▶ _TASKS TO CARRY OUT_
- 1) Using the keynote summary below, decide whether each statement agrees with it. For each, answer yes or no and quote the deciding words exactly.
(a) Poor communication and collaboration among healthcare teams cause 70 to 80 percent of medical errors.
(b) The competency frameworks from U.S. and Canadian organizations differ in many ways.
(c) Social capital is basically about trust and respect.
- 2) According to the keynote summary below, which university is Lesley Bainbridge with?
- 3) Please list every credential that the keynote summary below gives after Lesley Bainbridge's name.

▶ _PAGE TEXT_
Lesley Bainbridge, BSR (PT), Med, PhD, with the University of British Columbia, gave an interesting keynote on teaching interprofessional collaboration in healthcare, a hot topic for a few years now. She started out with a not-shocking-but-nonetheless-horrifying statistic: 70 percent to 80 percent of medical errors are caused by poor communication and collaboration among healthcare teams. That may be because HCPs learn by doing in the clinical setting, although, she pointed out, most know more about collaboration than we tend to give them credit for.
She talked a lot about various competency frameworks, and the similarities (many) and differences (few) between those developed by U.S. and Canadian organizations. She also provided a fairly daunting list of challenges for interprofessional education, from stereotyping to time, geography (we both have big countries), to resources, power/hierarchy issues, political will, unions, professional regulators, and policies that don't support team-based approaches.
She says she wants to "put the 'I' back in teamwork," meaning that people need to take personal responsibility for examining what stops us from collaborating effectively as practitioners. What barriers do you face? She gave us several areas to think about:
* Social capital: Basically, this is about trust and respect. How do you build these among colleagues and team members? How do you lose them? Are there "teachable moments" in everyday interactions you can take advantage of to build trust and respect?

▶ _DATA_
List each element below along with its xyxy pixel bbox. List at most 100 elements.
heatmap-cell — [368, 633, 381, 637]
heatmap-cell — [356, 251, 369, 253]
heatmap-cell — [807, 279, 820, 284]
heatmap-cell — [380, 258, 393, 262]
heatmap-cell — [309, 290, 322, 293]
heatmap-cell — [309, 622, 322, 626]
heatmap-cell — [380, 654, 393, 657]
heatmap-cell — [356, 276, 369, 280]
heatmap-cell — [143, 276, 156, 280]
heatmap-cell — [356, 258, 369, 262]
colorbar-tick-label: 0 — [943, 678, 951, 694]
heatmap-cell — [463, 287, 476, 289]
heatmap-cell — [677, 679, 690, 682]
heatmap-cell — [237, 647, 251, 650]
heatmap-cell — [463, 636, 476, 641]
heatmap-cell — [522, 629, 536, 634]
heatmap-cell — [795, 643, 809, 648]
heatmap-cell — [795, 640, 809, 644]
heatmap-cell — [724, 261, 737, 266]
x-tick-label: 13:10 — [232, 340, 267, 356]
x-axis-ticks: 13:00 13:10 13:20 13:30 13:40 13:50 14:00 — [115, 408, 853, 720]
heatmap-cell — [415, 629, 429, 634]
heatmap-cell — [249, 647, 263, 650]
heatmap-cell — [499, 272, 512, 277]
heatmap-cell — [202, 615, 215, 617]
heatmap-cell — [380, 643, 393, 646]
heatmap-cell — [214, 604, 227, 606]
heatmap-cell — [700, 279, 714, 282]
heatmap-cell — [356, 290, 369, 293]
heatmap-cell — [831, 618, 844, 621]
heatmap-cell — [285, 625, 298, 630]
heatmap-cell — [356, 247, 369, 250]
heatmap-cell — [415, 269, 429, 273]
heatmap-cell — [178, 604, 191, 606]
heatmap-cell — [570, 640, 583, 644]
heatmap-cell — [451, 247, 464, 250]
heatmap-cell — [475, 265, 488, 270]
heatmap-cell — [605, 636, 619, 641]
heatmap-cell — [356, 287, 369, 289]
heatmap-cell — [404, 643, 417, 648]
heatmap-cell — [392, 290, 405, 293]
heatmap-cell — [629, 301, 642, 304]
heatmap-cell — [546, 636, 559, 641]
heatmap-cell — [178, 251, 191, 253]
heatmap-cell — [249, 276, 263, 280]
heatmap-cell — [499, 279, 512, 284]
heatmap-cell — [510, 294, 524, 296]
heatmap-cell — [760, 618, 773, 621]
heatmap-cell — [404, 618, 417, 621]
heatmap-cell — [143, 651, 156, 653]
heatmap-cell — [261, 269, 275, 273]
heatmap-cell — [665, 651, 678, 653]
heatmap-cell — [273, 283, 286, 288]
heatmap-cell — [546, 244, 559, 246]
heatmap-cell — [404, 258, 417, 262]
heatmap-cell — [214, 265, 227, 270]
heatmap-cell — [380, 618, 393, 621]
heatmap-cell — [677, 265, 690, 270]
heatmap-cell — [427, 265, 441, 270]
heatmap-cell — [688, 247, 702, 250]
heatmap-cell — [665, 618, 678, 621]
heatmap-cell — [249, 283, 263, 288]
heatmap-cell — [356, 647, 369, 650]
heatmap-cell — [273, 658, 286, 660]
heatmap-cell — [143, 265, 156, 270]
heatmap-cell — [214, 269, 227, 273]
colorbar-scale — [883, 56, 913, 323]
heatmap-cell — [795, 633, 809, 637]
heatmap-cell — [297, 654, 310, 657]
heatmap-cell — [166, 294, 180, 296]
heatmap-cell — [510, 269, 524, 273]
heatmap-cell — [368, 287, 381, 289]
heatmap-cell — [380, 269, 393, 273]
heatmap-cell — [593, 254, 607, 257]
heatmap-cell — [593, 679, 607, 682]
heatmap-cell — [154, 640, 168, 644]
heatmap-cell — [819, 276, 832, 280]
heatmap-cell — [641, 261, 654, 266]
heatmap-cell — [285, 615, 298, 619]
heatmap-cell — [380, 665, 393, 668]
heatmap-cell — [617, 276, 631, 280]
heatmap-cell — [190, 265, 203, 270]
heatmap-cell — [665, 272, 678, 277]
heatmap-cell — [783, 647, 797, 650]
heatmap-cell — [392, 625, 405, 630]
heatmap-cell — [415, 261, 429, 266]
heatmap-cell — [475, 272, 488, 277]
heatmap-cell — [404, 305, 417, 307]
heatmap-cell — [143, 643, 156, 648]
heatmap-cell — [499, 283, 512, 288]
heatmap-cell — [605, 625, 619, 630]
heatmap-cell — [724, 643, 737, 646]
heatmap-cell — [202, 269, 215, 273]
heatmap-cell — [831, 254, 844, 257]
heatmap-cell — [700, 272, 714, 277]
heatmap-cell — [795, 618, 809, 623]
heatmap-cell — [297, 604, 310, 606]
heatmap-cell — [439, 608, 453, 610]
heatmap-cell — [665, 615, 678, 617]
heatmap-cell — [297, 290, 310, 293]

▶ _ANSWER SECTION_
- 1)
(a) Yes: "70 percent to 80 percent of medical errors are caused by poor communication and collaboration among healthcare teams"
(b) No: "the similarities (many) and differences (few)"
(c) Yes: "Social capital: Basically, this is about trust and respect."

- 2) The University of British Columbia.

- 3)
BSR (PT)
Med
PhD